Problem statement
Identify the lines that contain the string "structured" and copy all of them.

The data

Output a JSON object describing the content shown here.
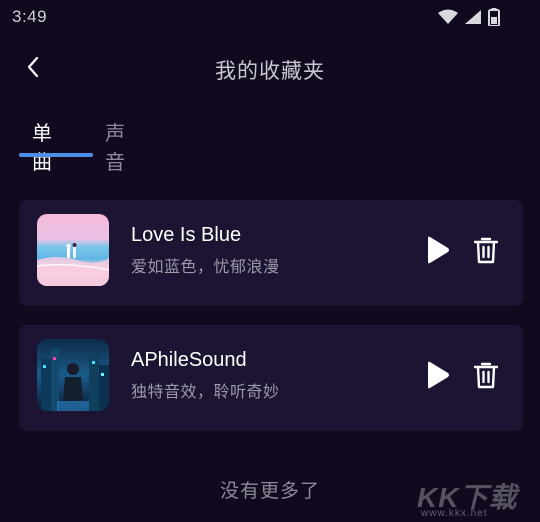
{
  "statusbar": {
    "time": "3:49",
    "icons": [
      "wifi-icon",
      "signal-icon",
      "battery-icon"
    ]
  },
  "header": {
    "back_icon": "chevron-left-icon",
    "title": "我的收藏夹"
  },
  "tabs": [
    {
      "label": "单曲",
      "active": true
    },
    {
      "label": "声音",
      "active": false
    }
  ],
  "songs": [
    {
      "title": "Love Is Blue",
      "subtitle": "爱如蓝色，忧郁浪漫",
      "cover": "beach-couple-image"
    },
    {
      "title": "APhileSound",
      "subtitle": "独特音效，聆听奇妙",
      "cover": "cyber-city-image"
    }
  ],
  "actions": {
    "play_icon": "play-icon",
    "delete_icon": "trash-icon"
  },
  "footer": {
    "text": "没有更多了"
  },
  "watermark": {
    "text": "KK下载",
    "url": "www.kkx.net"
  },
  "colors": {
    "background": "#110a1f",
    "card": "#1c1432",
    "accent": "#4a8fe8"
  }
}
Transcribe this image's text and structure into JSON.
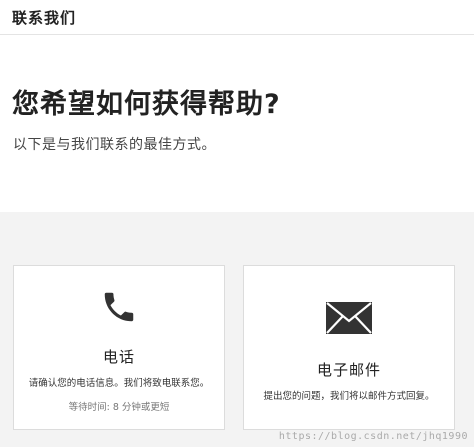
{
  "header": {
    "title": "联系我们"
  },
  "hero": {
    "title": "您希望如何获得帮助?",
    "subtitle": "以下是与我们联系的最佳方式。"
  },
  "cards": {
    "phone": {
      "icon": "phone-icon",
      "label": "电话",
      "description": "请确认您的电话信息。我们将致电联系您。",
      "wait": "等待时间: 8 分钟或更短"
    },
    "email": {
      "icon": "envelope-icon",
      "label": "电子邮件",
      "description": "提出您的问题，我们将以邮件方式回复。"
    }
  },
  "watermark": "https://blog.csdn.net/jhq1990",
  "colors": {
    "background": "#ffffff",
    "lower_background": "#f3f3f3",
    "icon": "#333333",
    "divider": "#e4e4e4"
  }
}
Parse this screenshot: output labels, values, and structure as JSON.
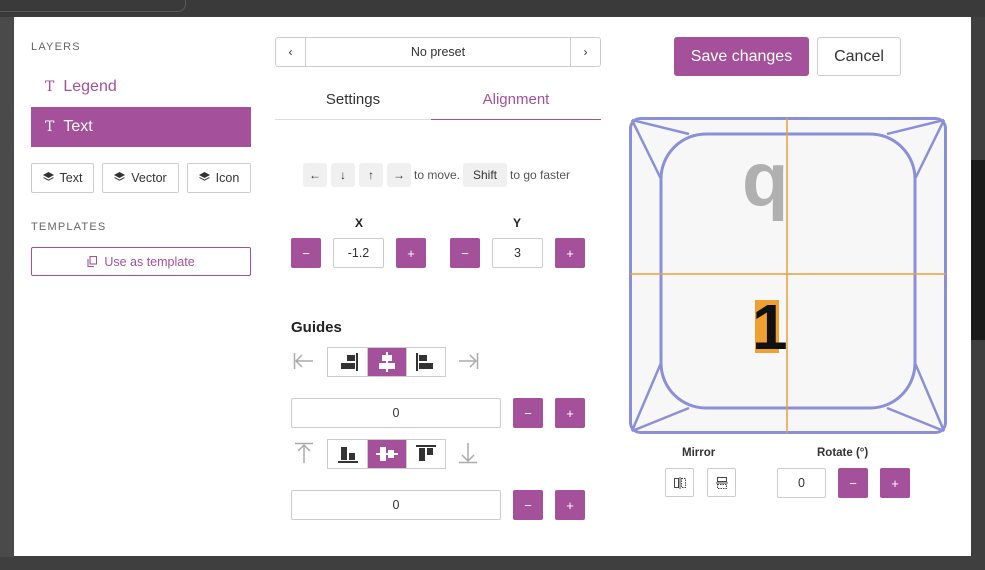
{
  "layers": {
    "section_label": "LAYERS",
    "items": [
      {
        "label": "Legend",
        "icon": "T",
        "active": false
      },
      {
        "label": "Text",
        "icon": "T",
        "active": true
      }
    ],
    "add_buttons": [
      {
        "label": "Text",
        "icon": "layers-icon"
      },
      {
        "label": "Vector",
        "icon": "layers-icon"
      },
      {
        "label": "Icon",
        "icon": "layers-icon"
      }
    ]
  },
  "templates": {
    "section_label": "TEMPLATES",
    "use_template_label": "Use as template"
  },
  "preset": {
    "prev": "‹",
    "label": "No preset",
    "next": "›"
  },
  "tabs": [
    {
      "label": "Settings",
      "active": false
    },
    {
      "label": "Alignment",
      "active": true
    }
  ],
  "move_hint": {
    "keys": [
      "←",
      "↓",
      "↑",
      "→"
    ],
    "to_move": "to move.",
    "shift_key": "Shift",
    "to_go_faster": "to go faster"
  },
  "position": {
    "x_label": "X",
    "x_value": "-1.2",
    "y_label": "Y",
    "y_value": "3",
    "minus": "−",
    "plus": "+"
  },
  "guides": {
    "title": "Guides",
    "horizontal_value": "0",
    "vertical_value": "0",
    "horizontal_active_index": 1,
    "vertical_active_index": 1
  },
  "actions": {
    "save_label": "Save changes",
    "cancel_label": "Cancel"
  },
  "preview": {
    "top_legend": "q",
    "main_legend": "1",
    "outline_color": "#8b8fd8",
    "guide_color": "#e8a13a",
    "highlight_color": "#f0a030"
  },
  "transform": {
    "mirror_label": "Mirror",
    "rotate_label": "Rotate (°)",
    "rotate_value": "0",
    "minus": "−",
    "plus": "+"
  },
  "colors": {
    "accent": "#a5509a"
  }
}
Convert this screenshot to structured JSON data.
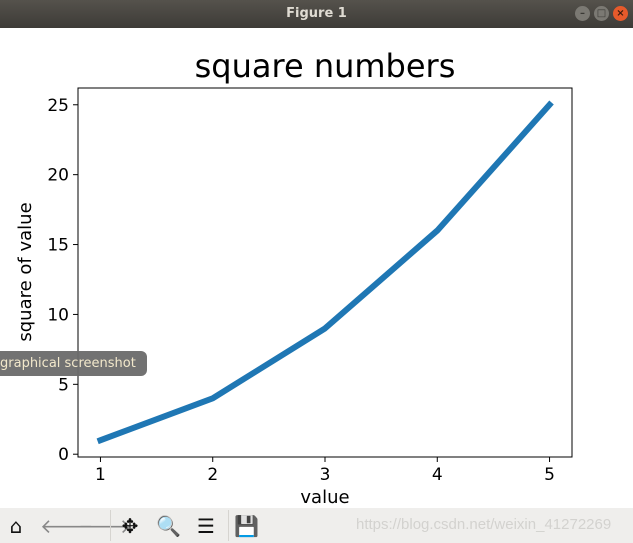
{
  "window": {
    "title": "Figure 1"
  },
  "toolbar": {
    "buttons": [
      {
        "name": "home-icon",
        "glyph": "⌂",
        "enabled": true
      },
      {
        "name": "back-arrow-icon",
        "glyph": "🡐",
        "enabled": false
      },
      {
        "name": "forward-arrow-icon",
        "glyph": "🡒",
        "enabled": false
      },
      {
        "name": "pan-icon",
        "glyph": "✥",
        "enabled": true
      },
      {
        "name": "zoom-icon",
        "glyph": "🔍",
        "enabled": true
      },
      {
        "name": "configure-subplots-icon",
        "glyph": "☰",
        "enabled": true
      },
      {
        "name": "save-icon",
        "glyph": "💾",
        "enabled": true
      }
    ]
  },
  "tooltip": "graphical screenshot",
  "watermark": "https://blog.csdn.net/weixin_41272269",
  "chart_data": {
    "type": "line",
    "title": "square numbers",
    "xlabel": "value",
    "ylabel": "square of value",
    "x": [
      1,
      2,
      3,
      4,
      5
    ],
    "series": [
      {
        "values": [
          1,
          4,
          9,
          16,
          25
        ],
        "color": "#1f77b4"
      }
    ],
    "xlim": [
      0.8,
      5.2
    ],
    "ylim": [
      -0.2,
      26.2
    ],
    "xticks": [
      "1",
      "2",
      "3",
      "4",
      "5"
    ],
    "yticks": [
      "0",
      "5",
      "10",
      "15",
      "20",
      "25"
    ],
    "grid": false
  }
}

...

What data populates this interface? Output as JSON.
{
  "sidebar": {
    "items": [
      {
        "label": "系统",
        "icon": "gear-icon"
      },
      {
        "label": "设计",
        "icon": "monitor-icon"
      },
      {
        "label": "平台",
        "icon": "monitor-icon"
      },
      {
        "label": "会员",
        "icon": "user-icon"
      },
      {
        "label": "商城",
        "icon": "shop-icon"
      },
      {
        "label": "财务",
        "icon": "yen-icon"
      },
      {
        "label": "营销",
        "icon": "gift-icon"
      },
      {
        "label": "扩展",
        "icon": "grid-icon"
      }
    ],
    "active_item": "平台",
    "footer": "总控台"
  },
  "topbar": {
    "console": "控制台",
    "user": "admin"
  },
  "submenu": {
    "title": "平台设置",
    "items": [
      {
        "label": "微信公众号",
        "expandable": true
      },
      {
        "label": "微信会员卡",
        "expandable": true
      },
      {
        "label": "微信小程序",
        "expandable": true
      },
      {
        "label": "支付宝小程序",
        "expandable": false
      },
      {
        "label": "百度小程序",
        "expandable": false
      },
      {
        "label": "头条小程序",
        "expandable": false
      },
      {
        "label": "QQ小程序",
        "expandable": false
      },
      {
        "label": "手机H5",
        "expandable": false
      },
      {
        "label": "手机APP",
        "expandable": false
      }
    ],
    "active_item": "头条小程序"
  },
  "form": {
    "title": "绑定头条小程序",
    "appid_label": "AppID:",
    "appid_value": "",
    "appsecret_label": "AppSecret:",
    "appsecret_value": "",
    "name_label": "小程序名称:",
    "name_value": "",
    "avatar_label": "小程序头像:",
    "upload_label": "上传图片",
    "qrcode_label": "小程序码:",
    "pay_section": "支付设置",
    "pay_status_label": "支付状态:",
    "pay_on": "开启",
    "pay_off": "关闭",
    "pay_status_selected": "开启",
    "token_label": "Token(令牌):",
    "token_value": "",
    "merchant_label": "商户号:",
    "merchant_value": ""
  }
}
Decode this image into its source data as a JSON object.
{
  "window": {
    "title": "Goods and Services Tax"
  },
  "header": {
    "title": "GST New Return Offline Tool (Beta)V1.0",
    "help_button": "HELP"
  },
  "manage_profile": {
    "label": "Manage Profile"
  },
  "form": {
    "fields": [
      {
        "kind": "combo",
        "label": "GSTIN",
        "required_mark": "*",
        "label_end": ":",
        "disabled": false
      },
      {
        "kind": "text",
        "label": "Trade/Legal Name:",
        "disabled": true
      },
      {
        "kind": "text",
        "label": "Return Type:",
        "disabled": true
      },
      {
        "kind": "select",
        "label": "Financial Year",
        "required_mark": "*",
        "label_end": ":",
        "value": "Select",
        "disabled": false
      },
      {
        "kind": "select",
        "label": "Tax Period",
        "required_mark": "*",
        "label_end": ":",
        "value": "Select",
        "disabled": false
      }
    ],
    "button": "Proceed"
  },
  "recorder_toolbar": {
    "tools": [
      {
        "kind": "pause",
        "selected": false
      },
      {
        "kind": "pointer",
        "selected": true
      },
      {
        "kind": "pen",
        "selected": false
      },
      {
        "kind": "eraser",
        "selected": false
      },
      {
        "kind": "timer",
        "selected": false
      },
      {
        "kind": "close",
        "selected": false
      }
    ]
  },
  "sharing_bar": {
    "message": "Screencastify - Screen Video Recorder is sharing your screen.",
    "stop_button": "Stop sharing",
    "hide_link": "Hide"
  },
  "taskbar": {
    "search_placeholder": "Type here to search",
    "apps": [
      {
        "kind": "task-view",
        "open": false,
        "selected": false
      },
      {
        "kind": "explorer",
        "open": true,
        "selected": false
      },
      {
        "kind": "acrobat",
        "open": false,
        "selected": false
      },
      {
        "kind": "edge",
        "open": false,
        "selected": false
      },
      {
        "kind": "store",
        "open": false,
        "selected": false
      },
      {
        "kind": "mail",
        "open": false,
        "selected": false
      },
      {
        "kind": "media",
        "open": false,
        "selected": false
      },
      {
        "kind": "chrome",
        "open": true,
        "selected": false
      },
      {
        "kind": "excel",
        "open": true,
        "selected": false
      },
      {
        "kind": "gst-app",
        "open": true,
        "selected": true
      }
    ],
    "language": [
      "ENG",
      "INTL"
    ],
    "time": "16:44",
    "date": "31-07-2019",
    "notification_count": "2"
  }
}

...

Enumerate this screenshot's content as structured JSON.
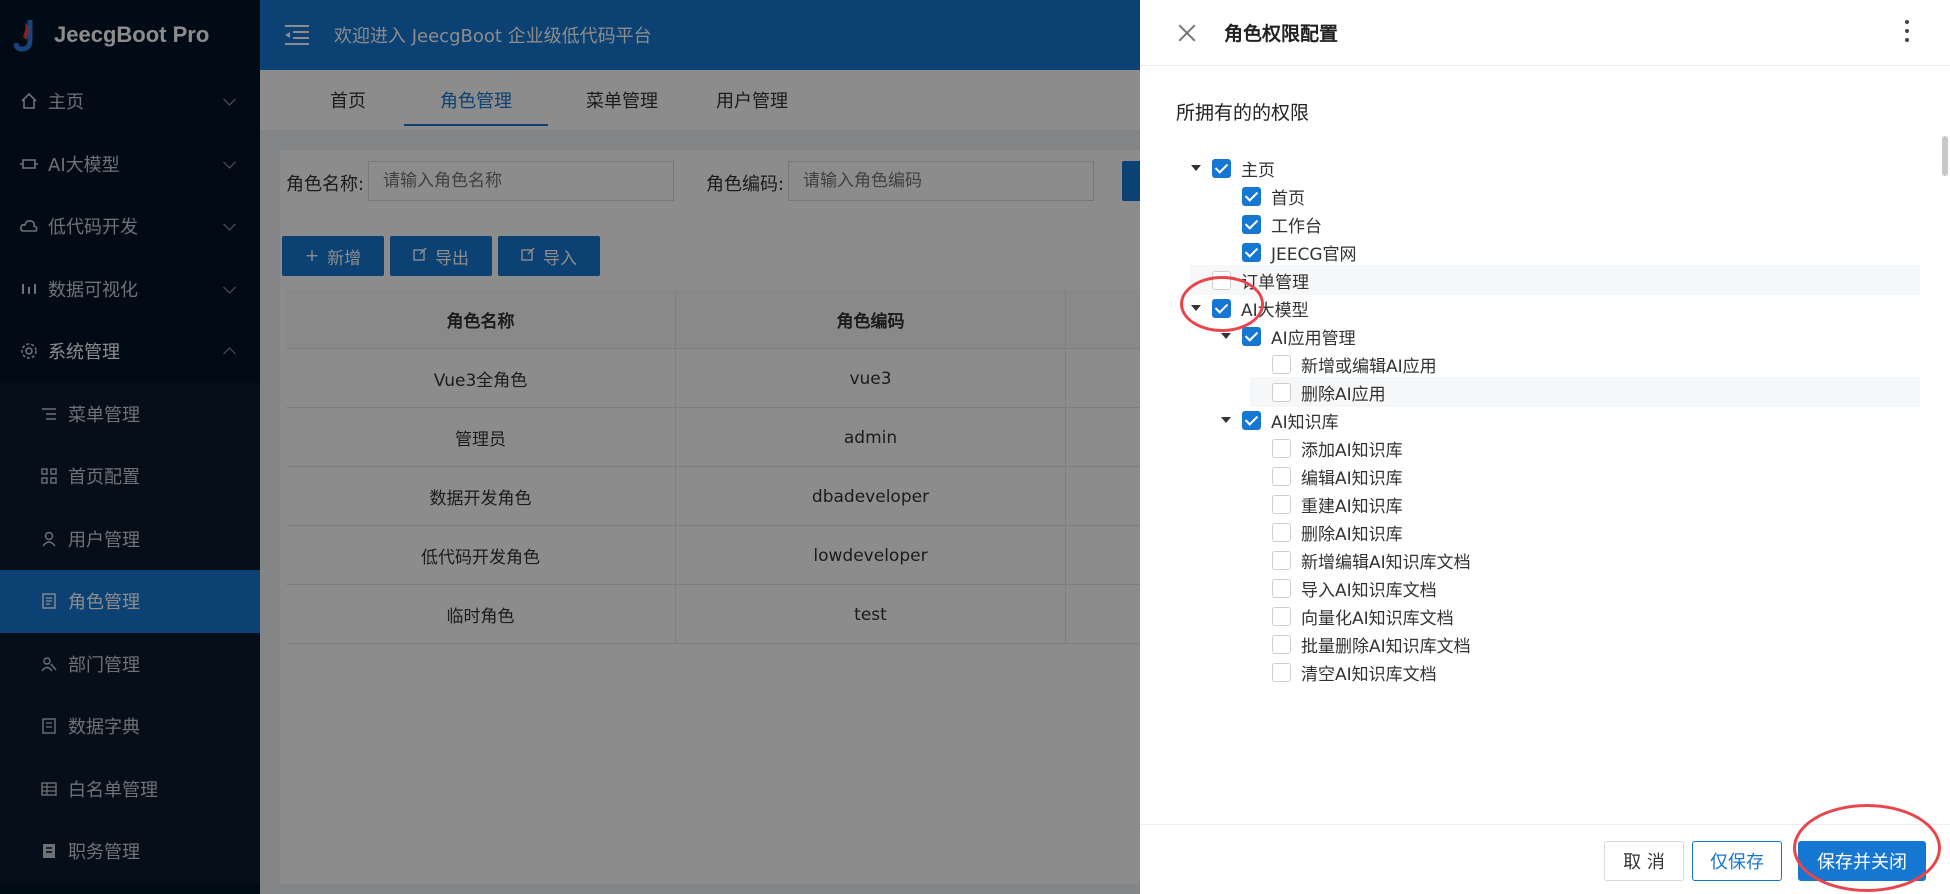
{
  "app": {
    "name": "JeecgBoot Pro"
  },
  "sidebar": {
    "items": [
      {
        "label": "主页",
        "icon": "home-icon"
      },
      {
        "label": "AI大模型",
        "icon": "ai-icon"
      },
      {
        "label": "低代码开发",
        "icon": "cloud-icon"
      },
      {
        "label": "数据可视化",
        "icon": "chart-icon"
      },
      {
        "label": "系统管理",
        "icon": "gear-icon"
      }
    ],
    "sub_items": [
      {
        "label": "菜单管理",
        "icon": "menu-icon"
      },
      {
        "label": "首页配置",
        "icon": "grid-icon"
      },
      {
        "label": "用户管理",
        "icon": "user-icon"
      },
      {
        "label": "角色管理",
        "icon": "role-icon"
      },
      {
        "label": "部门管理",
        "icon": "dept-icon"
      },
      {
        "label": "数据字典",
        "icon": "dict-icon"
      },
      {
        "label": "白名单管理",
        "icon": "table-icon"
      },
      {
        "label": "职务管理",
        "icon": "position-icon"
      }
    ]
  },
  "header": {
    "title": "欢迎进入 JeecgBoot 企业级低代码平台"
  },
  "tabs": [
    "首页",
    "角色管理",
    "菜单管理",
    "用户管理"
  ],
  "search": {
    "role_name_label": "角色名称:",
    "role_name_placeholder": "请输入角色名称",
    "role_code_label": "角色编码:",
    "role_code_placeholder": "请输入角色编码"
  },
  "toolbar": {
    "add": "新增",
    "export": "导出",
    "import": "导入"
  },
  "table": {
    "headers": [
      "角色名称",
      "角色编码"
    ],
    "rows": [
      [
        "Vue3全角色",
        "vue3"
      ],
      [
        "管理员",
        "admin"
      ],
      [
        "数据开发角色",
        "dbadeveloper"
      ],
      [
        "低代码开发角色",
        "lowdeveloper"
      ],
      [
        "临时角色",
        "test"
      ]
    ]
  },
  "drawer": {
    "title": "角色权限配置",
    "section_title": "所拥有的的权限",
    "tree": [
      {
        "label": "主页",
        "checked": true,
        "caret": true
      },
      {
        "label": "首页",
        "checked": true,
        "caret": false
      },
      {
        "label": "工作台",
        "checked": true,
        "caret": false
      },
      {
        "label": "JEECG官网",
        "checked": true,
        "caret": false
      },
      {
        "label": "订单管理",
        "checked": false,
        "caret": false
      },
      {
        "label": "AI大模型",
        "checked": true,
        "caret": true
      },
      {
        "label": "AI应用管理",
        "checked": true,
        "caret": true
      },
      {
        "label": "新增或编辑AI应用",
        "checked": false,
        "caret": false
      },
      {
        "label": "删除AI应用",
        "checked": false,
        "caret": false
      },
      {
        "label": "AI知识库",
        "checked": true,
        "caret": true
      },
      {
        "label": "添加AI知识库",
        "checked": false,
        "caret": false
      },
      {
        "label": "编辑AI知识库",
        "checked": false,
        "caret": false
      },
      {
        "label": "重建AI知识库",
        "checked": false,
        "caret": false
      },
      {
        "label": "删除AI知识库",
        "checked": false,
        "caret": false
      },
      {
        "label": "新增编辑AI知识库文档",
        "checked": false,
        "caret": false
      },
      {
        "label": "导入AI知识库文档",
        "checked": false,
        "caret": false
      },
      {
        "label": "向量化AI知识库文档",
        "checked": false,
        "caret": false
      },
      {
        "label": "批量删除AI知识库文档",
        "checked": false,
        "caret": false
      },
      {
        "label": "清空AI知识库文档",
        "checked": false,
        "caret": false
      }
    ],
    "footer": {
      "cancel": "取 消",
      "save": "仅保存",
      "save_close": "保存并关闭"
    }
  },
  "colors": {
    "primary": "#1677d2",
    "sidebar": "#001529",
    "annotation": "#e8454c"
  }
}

The completed task
Convert this screenshot to structured JSON data.
Enumerate this screenshot's content as structured JSON.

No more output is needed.